>> start Exercise data

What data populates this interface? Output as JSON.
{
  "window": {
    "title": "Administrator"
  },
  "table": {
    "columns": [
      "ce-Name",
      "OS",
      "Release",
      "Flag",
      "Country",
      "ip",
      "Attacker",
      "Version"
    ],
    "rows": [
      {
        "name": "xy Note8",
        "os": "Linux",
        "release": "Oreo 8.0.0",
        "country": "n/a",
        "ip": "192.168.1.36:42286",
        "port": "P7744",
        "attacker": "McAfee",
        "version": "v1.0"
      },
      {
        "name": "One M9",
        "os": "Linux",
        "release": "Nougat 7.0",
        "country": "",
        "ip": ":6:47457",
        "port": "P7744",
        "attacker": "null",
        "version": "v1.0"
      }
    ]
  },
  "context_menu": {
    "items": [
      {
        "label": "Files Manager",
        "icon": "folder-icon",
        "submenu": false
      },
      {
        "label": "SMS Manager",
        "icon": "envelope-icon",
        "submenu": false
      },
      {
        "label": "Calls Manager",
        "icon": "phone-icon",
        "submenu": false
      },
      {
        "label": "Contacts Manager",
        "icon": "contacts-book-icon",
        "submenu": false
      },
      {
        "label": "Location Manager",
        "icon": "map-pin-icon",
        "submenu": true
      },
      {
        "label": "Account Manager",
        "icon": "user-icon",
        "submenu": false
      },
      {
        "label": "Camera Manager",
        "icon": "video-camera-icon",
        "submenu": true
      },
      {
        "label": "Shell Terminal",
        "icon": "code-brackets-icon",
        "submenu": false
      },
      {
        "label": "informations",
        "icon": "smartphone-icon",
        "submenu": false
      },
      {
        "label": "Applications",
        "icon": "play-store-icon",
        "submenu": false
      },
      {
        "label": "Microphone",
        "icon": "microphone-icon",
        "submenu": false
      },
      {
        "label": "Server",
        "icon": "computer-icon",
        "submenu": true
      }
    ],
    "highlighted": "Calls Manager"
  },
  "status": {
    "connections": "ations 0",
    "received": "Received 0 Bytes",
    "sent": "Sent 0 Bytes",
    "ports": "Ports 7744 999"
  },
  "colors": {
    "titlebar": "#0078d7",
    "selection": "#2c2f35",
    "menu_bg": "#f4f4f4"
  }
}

>> end Exercise data

Aim of the task:
Your task is to retype all of the records exactly.

Response to the exercise:
What data populates this interface? Output as JSON.
{
  "window": {
    "title": "Administrator"
  },
  "table": {
    "columns": [
      "ce-Name",
      "OS",
      "Release",
      "Flag",
      "Country",
      "ip",
      "Attacker",
      "Version"
    ],
    "rows": [
      {
        "name": "xy Note8",
        "os": "Linux",
        "release": "Oreo 8.0.0",
        "country": "n/a",
        "ip": "192.168.1.36:42286",
        "port": "P7744",
        "attacker": "McAfee",
        "version": "v1.0"
      },
      {
        "name": "One M9",
        "os": "Linux",
        "release": "Nougat 7.0",
        "country": "",
        "ip": ":6:47457",
        "port": "P7744",
        "attacker": "null",
        "version": "v1.0"
      }
    ]
  },
  "context_menu": {
    "items": [
      {
        "label": "Files Manager",
        "icon": "folder-icon",
        "submenu": false
      },
      {
        "label": "SMS Manager",
        "icon": "envelope-icon",
        "submenu": false
      },
      {
        "label": "Calls Manager",
        "icon": "phone-icon",
        "submenu": false
      },
      {
        "label": "Contacts Manager",
        "icon": "contacts-book-icon",
        "submenu": false
      },
      {
        "label": "Location Manager",
        "icon": "map-pin-icon",
        "submenu": true
      },
      {
        "label": "Account Manager",
        "icon": "user-icon",
        "submenu": false
      },
      {
        "label": "Camera Manager",
        "icon": "video-camera-icon",
        "submenu": true
      },
      {
        "label": "Shell Terminal",
        "icon": "code-brackets-icon",
        "submenu": false
      },
      {
        "label": "informations",
        "icon": "smartphone-icon",
        "submenu": false
      },
      {
        "label": "Applications",
        "icon": "play-store-icon",
        "submenu": false
      },
      {
        "label": "Microphone",
        "icon": "microphone-icon",
        "submenu": false
      },
      {
        "label": "Server",
        "icon": "computer-icon",
        "submenu": true
      }
    ],
    "highlighted": "Calls Manager"
  },
  "status": {
    "connections": "ations 0",
    "received": "Received 0 Bytes",
    "sent": "Sent 0 Bytes",
    "ports": "Ports 7744 999"
  },
  "colors": {
    "titlebar": "#0078d7",
    "selection": "#2c2f35",
    "menu_bg": "#f4f4f4"
  }
}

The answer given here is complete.